TEXT PASSAGE.
Whether you are the designated IT person managing outcomes data at your organisation or you have inherited this IT function, data management can be overwhelming with different systems requiring ongoing maintenance and attention in order to function properly.
The main challenge is that too often data management is equated to data collection, however they are not synonymous.
Although collecting data is a necessary step in data management, data collection itself doesn’t add value to your organisation. You need to be able to use this data in a strategic way so that you can justify the time spent on collecting and entering the data.
It is also important to recognise that data management requires an investment of time. So, if you want your organisation’s outcomes data management systems to be effective, useful, and helpful, you need to devote monthly (at a minimum) or daily (at a maximum) time to it.
This blog outlines 3 basic outcomes system data management questions you should ask each month (at a minimum) to help maximise your organisation’s data. These questions are associated with collecting relevant data, maintaining clean and healthy data, and using data intentionally.
All three elements are required to manage data effectively and should be inputted into a data management matrix, like the one below to make data management less overwhelming.
1. What outcomes data matters to our organisation?
There is no point collecting data for the sake of collecting data unless it is measuring progress toward your goals. So you need to ask “What data really matters?” and simplify your data management by collecting data that is actually useful to your organisation.
You can do this by completing these steps monthly:
- List five organisational goals, one in each row beneath the “Goal” column header of the data management matrix (you can add more goals to your matrix if needed). Goals should be SMART (Specific, Measurable, Attainable, Relevant, and Time-Based).

GIVEN MATERIAL.

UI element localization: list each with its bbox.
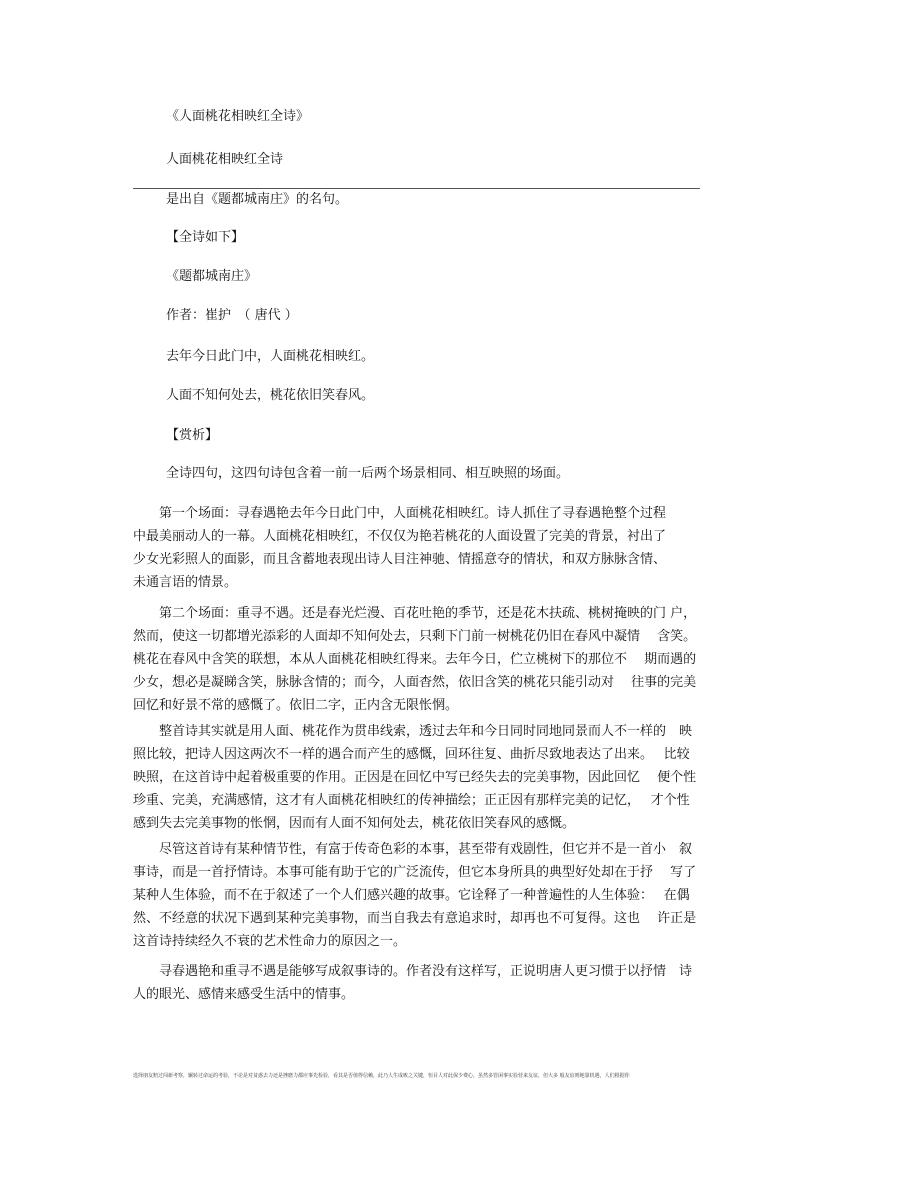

WORK TO COMPLETE. Copy out the entire passage on managing outcomes data word for word. Work only from the passage on managing outcomes data.

WRITTEN RESPONSE.
Whether you are the designated IT person managing outcomes data at your organisation or you have inherited this IT function, data management can be overwhelming with different systems requiring ongoing maintenance and attention in order to function properly.
The main challenge is that too often data management is equated to data collection, however they are not synonymous.
Although collecting data is a necessary step in data management, data collection itself doesn’t add value to your organisation. You need to be able to use this data in a strategic way so that you can justify the time spent on collecting and entering the data.
It is also important to recognise that data management requires an investment of time. So, if you want your organisation’s outcomes data management systems to be effective, useful, and helpful, you need to devote monthly (at a minimum) or daily (at a maximum) time to it.
This blog outlines 3 basic outcomes system data management questions you should ask each month (at a minimum) to help maximise your organisation’s data. These questions are associated with collecting relevant data, maintaining clean and healthy data, and using data intentionally.
All three elements are required to manage data effectively and should be inputted into a data management matrix, like the one below to make data management less overwhelming.
1. What outcomes data matters to our organisation?
There is no point collecting data for the sake of collecting data unless it is measuring progress toward your goals. So you need to ask “What data really matters?” and simplify your data management by collecting data that is actually useful to your organisation.
You can do this by completing these steps monthly:
- List five organisational goals, one in each row beneath the “Goal” column header of the data management matrix (you can add more goals to your matrix if needed). Goals should be SMART (Specific, Measurable, Attainable, Relevant, and Time-Based).